## RECORDS FOR THIS EXERCISE
## Begin
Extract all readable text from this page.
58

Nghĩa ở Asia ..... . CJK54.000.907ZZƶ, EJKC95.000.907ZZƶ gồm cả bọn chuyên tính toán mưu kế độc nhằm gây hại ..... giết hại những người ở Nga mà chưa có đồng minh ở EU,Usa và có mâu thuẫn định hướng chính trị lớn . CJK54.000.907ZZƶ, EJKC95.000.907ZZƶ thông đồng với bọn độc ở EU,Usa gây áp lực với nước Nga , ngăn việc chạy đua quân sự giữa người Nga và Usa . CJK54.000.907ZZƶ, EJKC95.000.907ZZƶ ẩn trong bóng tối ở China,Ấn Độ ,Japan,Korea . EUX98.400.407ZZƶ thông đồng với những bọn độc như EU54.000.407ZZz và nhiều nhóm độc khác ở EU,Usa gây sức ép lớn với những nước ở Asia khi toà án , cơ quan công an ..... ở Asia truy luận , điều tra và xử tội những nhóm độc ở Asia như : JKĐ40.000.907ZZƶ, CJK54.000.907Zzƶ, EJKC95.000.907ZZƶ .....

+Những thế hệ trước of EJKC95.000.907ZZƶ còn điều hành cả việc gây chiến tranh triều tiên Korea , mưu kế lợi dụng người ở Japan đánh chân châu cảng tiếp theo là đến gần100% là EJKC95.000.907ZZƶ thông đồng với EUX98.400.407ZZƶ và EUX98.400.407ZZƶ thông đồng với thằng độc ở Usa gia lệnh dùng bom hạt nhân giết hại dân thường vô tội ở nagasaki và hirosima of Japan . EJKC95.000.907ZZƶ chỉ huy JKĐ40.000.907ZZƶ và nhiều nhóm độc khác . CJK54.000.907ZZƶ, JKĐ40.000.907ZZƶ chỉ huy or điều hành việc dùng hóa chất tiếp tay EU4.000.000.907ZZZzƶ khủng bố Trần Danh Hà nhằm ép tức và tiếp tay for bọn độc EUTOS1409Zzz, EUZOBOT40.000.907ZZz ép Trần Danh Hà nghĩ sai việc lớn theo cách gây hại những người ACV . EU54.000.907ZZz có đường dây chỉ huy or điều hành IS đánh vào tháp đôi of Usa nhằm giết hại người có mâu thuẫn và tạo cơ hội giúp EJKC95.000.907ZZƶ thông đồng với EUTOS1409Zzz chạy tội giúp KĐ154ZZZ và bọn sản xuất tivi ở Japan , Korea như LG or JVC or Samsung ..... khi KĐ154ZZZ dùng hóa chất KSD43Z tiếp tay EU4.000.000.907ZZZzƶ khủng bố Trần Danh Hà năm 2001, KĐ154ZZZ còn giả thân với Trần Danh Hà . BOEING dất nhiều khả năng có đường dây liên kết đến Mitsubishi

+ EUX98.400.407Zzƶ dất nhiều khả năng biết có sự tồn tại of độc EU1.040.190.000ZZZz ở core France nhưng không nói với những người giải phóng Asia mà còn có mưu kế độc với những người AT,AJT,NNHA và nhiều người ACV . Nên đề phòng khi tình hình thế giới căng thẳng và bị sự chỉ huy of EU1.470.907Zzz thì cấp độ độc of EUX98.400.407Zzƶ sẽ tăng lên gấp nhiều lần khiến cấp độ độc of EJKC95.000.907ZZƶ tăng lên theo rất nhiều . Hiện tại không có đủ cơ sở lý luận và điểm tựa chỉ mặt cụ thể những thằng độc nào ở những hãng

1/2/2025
## End
## EXERCISE OBJECTIVE
Pick out each line containing the string "theo" and copy it.

## SOLUTION TO THE PROBLEM
+Những thế hệ trước of EJKC95.000.907ZZƶ còn điều hành cả việc gây chiến tranh triều tiên Korea , mưu kế lợi dụng người ở Japan đánh chân châu cảng tiếp theo là đến gần100% là EJKC95.000.907ZZƶ thông đồng với EUX98.400.407ZZƶ và EUX98.400.407ZZƶ thông đồng với thằng độc ở Usa gia lệnh dùng bom hạt nhân giết hại dân thường vô tội ở nagasaki và hirosima of Japan . EJKC95.000.907ZZƶ chỉ huy JKĐ40.000.907ZZƶ và nhiều nhóm độc khác . CJK54.000.907ZZƶ, JKĐ40.000.907ZZƶ chỉ huy or điều hành việc dùng hóa chất tiếp tay EU4.000.000.907ZZZzƶ khủng bố Trần Danh Hà nhằm ép tức và tiếp tay for bọn độc EUTOS1409Zzz, EUZOBOT40.000.907ZZz ép Trần Danh Hà nghĩ sai việc lớn theo cách gây hại những người ACV . EU54.000.907ZZz có đường dây chỉ huy or điều hành IS đánh vào tháp đôi of Usa nhằm giết hại người có mâu thuẫn và tạo cơ hội giúp EJKC95.000.907ZZƶ thông đồng với EUTOS1409Zzz chạy tội giúp KĐ154ZZZ và bọn sản xuất tivi ở Japan , Korea như LG or JVC or Samsung ..... khi KĐ154ZZZ dùng hóa chất KSD43Z tiếp tay EU4.000.000.907ZZZzƶ khủng bố Trần Danh Hà năm 2001, KĐ154ZZZ còn giả thân với Trần Danh Hà . BOEING dất nhiều khả năng có đường dây liên kết đến Mitsubishi
+ EUX98.400.407Zzƶ dất nhiều khả năng biết có sự tồn tại of độc EU1.040.190.000ZZZz ở core France nhưng không nói với những người giải phóng Asia mà còn có mưu kế độc với những người AT,AJT,NNHA và nhiều người ACV . Nên đề phòng khi tình hình thế giới căng thẳng và bị sự chỉ huy of EU1.470.907Zzz thì cấp độ độc of EUX98.400.407Zzƶ sẽ tăng lên gấp nhiều lần khiến cấp độ độc of EJKC95.000.907ZZƶ tăng lên theo rất nhiều . Hiện tại không có đủ cơ sở lý luận và điểm tựa chỉ mặt cụ thể những thằng độc nào ở những hãng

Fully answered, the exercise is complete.